### What the task requires
Render every line of the data below as a Markdown table with the columns "No." and "Entry", giving each line its row number and skipping blank lines. Leave the pictures out of the table.

### Task input
+--

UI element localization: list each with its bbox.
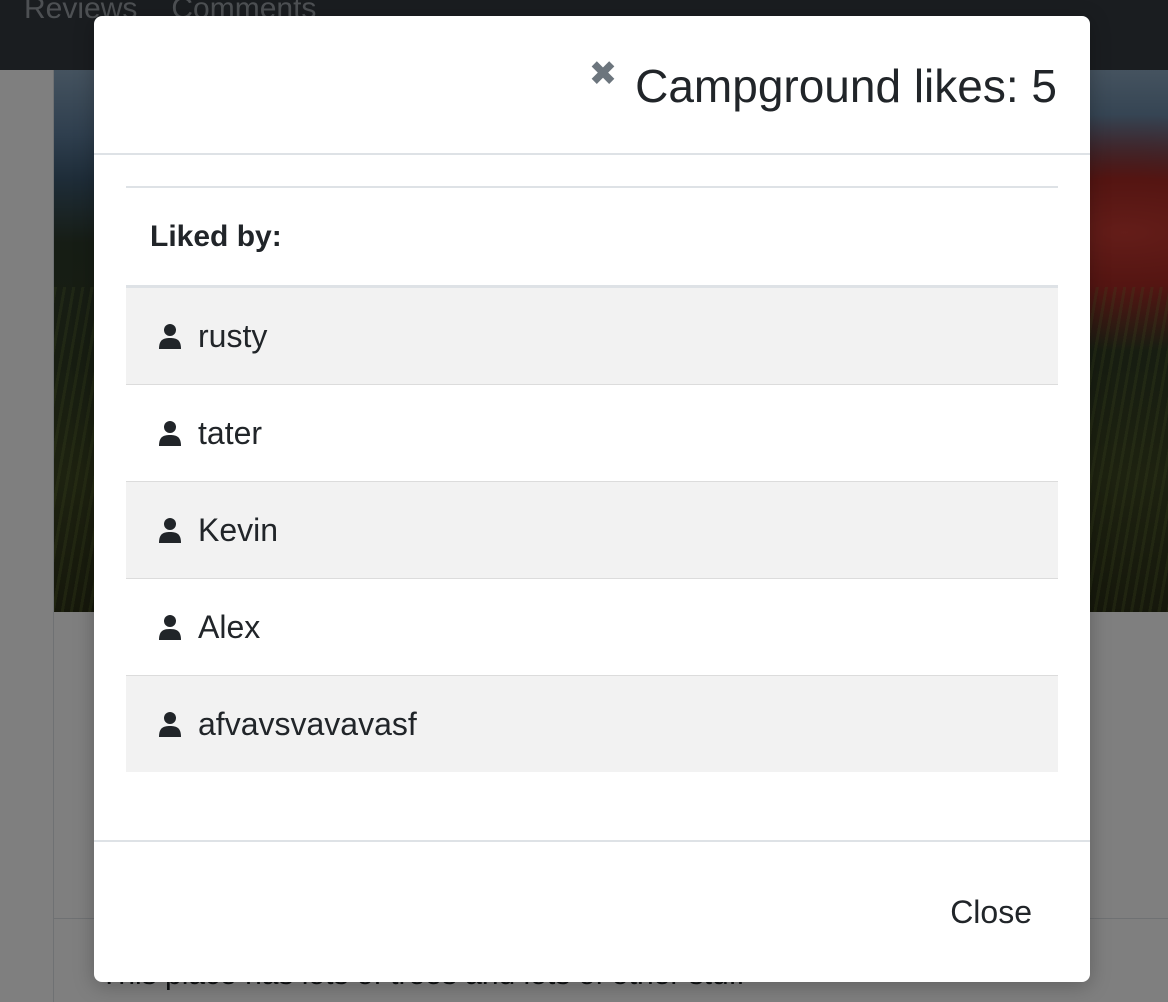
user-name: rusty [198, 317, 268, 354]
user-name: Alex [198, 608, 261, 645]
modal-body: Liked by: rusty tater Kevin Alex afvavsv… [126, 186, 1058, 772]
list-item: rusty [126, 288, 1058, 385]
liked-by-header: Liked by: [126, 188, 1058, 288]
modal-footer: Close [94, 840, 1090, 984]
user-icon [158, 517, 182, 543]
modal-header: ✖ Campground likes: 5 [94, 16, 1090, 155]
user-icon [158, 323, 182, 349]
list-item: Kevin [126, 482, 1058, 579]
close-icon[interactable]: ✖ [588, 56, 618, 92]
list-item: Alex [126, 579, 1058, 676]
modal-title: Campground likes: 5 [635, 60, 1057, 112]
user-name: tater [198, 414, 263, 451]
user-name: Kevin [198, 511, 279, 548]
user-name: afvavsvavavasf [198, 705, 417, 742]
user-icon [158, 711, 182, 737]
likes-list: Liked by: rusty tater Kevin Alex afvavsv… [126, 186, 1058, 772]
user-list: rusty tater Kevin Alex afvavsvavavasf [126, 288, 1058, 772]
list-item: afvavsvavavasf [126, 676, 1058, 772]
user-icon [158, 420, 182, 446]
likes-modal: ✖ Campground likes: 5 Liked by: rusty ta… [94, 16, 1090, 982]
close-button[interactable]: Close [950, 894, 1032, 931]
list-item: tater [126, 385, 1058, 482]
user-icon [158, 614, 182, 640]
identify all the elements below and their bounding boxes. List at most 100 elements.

+--

### Task output
| No. | Entry |
|---|---|
| 1 | UI element localization: list each with its bbox. |
| 2 | user-name: rusty [198, 317, 268, 354] |
| 3 | user-name: Alex [198, 608, 261, 645] |
| 4 | modal-body: Liked by: rusty tater Kevin Alex afvavsv… [126, 186, 1058, 772] |
| 5 | list-item: rusty [126, 288, 1058, 385] |
| 6 | liked-by-header: Liked by: [126, 188, 1058, 288] |
| 7 | modal-footer: Close [94, 840, 1090, 984] |
| 8 | user-icon [158, 517, 182, 543] |
| 9 | modal-header: ✖ Campground likes: 5 [94, 16, 1090, 155] |
| 10 | user-icon [158, 323, 182, 349] |
| 11 | list-item: Kevin [126, 482, 1058, 579] |
| 12 | close-icon[interactable]: ✖ [588, 56, 618, 92] |
| 13 | list-item: Alex [126, 579, 1058, 676] |
| 14 | modal-title: Campground likes: 5 [635, 60, 1057, 112] |
| 15 | user-name: tater [198, 414, 263, 451] |
| 16 | user-name: Kevin [198, 511, 279, 548] |
| 17 | user-name: afvavsvavavasf [198, 705, 417, 742] |
| 18 | user-icon [158, 711, 182, 737] |
| 19 | likes-list: Liked by: rusty tater Kevin Alex afvavsv… [126, 186, 1058, 772] |
| 20 | user-list: rusty tater Kevin Alex afvavsvavavasf [126, 288, 1058, 772] |
| 21 | list-item: afvavsvavavasf [126, 676, 1058, 772] |
| 22 | user-icon [158, 420, 182, 446] |
| 23 | likes-modal: ✖ Campground likes: 5 Liked by: rusty ta… [94, 16, 1090, 982] |
| 24 | close-button[interactable]: Close [950, 894, 1032, 931] |
| 25 | list-item: tater [126, 385, 1058, 482] |
| 26 | user-icon [158, 614, 182, 640] |
| 27 | identify all the elements below and their bounding boxes. List at most 100 elements. |